§ Problem description:
Leave out any pictures and transcribe all other data below exactly.

§ Given data:
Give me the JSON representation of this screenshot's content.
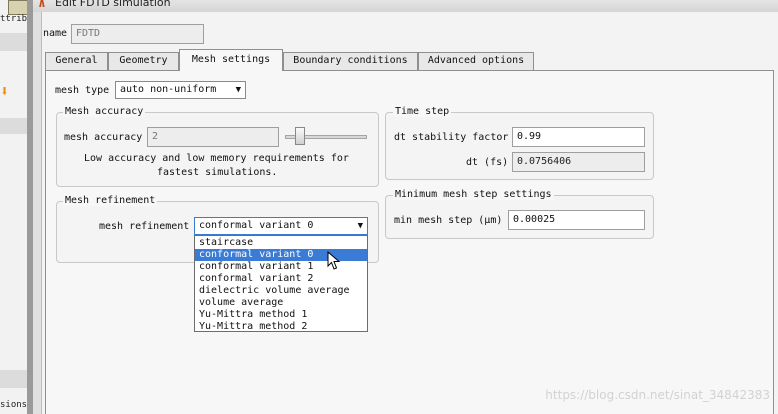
{
  "background_window": {
    "top_text": "ttrib",
    "bottom_text": "sions",
    "arrow_color": "#f08a10"
  },
  "dialog": {
    "title": "Edit FDTD simulation",
    "name_label": "name",
    "name_value": "FDTD"
  },
  "tabs": [
    {
      "label": "General",
      "active": false
    },
    {
      "label": "Geometry",
      "active": false
    },
    {
      "label": "Mesh settings",
      "active": true
    },
    {
      "label": "Boundary conditions",
      "active": false
    },
    {
      "label": "Advanced options",
      "active": false
    }
  ],
  "mesh_type": {
    "label": "mesh type",
    "value": "auto non-uniform"
  },
  "mesh_accuracy": {
    "group_title": "Mesh accuracy",
    "label": "mesh accuracy",
    "value": "2",
    "slider_level": 2,
    "note_line1": "Low accuracy and low memory requirements for",
    "note_line2": "fastest simulations."
  },
  "mesh_refinement": {
    "group_title": "Mesh refinement",
    "label": "mesh refinement",
    "value": "conformal variant 0",
    "options": [
      "staircase",
      "conformal variant 0",
      "conformal variant 1",
      "conformal variant 2",
      "dielectric volume average",
      "volume average",
      "Yu-Mittra method 1",
      "Yu-Mittra method 2"
    ],
    "selected_index": 1
  },
  "time_step": {
    "group_title": "Time step",
    "dt_stability_label": "dt stability factor",
    "dt_stability_value": "0.99",
    "dt_label": "dt (fs)",
    "dt_value": "0.0756406"
  },
  "min_mesh": {
    "group_title": "Minimum mesh step settings",
    "label": "min mesh step (μm)",
    "value": "0.00025"
  },
  "watermark": "https://blog.csdn.net/sinat_34842383",
  "colors": {
    "selection": "#3a7bd5",
    "title_icon": "#c34b17"
  }
}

§ Answer to this problem:
Give me the JSON representation of this screenshot's content.
{
  "background_window": {
    "top_text": "ttrib",
    "bottom_text": "sions",
    "arrow_color": "#f08a10"
  },
  "dialog": {
    "title": "Edit FDTD simulation",
    "name_label": "name",
    "name_value": "FDTD"
  },
  "tabs": [
    {
      "label": "General",
      "active": false
    },
    {
      "label": "Geometry",
      "active": false
    },
    {
      "label": "Mesh settings",
      "active": true
    },
    {
      "label": "Boundary conditions",
      "active": false
    },
    {
      "label": "Advanced options",
      "active": false
    }
  ],
  "mesh_type": {
    "label": "mesh type",
    "value": "auto non-uniform"
  },
  "mesh_accuracy": {
    "group_title": "Mesh accuracy",
    "label": "mesh accuracy",
    "value": "2",
    "slider_level": 2,
    "note_line1": "Low accuracy and low memory requirements for",
    "note_line2": "fastest simulations."
  },
  "mesh_refinement": {
    "group_title": "Mesh refinement",
    "label": "mesh refinement",
    "value": "conformal variant 0",
    "options": [
      "staircase",
      "conformal variant 0",
      "conformal variant 1",
      "conformal variant 2",
      "dielectric volume average",
      "volume average",
      "Yu-Mittra method 1",
      "Yu-Mittra method 2"
    ],
    "selected_index": 1
  },
  "time_step": {
    "group_title": "Time step",
    "dt_stability_label": "dt stability factor",
    "dt_stability_value": "0.99",
    "dt_label": "dt (fs)",
    "dt_value": "0.0756406"
  },
  "min_mesh": {
    "group_title": "Minimum mesh step settings",
    "label": "min mesh step (μm)",
    "value": "0.00025"
  },
  "watermark": "https://blog.csdn.net/sinat_34842383",
  "colors": {
    "selection": "#3a7bd5",
    "title_icon": "#c34b17"
  }
}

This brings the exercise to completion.